* Tasks for this exercise:
1 – List every heading in the PCR master mix text, including its title.
2 – Reproduce the passage of the PCR master mix text between "Making a PCR" and "overage ÷ 100)", inclusive.

* Page text:
* * * * *

Making a PCR master mix
Setting up more than a couple of PCR reactions one tube at a time is slow and inconsistent. A master mix — one batch of everything the reactions share, made once and aliquoted — is faster and far more reproducible.
Why batch it
Pipetting 1 µL of primer into twenty tubes twenty times invites variation: each small volume carries its own error. Mixing enough primer for all twenty at once, then dispensing a larger combined volume per tube, spreads that error out and keeps every reaction identical in composition.
Scaling the recipe
For each shared component, the total you need is:
total = per-reaction volume × reactions × (1 + overage ÷ 100)
A 20 µL reaction across 20 samples with 10% overage behaves like22 reactions. A component at 10 µL/reaction needs 10 × 22 = 220 µL; a 1 µL/reaction primer needs 22 µL; the whole mix totals 20 × 22 = 440 µL, which you then split 20 µL per tube.

* * * * *

* Dataset content:
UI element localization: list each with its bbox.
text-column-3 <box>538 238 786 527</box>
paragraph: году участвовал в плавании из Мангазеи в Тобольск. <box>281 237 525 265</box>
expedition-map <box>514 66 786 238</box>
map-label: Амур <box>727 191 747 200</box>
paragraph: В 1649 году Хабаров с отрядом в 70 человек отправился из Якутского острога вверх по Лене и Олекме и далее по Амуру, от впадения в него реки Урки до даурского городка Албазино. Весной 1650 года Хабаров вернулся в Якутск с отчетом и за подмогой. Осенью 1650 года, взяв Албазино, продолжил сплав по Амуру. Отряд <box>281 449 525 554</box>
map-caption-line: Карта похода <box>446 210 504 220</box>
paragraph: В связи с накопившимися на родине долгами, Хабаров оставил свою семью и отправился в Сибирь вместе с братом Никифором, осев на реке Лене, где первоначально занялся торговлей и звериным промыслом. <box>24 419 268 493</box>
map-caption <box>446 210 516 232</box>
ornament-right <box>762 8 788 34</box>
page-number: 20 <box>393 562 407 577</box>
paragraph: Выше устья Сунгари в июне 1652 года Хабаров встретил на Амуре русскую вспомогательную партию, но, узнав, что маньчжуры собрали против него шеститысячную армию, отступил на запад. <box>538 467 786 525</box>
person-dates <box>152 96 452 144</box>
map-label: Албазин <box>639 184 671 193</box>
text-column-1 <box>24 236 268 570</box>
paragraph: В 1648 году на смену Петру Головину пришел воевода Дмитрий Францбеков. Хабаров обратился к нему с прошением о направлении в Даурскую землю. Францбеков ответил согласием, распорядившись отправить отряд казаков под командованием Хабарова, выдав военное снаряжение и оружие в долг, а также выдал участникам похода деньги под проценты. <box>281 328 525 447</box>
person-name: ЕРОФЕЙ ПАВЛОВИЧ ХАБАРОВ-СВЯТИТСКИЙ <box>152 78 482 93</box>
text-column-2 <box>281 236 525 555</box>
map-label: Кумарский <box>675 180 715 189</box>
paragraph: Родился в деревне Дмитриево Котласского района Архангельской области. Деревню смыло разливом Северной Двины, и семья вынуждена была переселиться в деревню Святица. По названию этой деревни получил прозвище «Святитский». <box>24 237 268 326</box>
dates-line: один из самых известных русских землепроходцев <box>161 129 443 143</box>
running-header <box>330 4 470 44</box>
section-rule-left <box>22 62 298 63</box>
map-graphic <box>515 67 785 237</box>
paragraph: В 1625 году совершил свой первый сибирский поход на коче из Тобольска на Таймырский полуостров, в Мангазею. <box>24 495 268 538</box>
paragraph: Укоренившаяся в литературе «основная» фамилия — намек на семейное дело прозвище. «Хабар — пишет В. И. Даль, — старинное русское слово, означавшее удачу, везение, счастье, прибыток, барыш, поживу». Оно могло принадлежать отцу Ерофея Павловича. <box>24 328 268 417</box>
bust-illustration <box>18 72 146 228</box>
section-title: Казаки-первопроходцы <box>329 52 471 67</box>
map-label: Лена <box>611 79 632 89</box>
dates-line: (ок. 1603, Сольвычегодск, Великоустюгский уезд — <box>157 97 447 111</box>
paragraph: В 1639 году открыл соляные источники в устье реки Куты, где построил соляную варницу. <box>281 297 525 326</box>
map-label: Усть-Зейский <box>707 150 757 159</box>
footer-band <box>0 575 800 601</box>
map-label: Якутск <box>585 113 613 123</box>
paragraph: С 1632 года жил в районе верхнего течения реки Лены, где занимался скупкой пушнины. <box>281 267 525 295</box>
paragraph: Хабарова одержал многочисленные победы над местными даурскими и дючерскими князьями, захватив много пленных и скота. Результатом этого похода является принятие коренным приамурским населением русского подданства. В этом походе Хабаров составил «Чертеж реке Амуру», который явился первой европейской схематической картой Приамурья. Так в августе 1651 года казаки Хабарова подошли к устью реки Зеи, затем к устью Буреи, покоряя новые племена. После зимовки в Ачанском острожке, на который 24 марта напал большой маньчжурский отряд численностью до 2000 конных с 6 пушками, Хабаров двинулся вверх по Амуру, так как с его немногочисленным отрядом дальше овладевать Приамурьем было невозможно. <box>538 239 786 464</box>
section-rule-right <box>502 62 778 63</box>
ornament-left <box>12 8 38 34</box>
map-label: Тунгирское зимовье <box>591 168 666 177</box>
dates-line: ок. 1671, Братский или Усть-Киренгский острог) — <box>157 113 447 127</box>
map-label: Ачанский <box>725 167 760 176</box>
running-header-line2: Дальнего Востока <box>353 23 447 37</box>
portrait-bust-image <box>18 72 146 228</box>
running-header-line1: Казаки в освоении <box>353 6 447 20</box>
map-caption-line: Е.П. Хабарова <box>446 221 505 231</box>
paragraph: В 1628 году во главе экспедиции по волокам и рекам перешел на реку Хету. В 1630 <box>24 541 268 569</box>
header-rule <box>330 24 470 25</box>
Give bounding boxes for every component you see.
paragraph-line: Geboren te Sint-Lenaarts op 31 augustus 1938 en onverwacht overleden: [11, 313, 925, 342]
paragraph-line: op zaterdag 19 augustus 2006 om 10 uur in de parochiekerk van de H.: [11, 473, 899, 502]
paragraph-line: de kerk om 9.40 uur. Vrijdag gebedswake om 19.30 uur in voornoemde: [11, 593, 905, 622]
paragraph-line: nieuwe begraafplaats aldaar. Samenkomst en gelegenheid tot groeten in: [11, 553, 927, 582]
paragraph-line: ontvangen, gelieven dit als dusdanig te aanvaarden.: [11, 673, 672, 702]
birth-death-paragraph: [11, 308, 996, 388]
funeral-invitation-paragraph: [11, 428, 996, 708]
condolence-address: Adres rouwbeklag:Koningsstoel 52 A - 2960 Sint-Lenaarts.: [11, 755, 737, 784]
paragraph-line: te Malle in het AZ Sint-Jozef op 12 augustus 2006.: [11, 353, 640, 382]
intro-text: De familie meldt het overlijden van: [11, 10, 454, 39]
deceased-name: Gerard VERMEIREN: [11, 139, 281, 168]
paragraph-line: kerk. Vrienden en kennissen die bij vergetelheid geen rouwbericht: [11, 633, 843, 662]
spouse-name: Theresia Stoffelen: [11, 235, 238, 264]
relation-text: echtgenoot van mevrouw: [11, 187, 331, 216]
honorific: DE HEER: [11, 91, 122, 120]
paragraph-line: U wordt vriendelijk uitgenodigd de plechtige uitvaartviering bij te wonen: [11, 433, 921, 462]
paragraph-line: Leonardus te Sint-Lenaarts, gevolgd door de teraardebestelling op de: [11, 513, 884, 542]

* * * * *

* Task-by-task solutions:
1 –
Making a PCR master mix
Why batch it
Scaling the recipe

2 –
Making a PCR master mix
Setting up more than a couple of PCR reactions one tube at a time is slow and inconsistent. A master mix — one batch of everything the reactions share, made once and aliquoted — is faster and far more reproducible.
Why batch it
Pipetting 1 µL of primer into twenty tubes twenty times invites variation: each small volume carries its own error. Mixing enough primer for all twenty at once, then dispensing a larger combined volume per tube, spreads that error out and keeps every reaction identical in composition.
Scaling the recipe
For each shared component, the total you need is:
total = per-reaction volume × reactions × (1 + overage ÷ 100)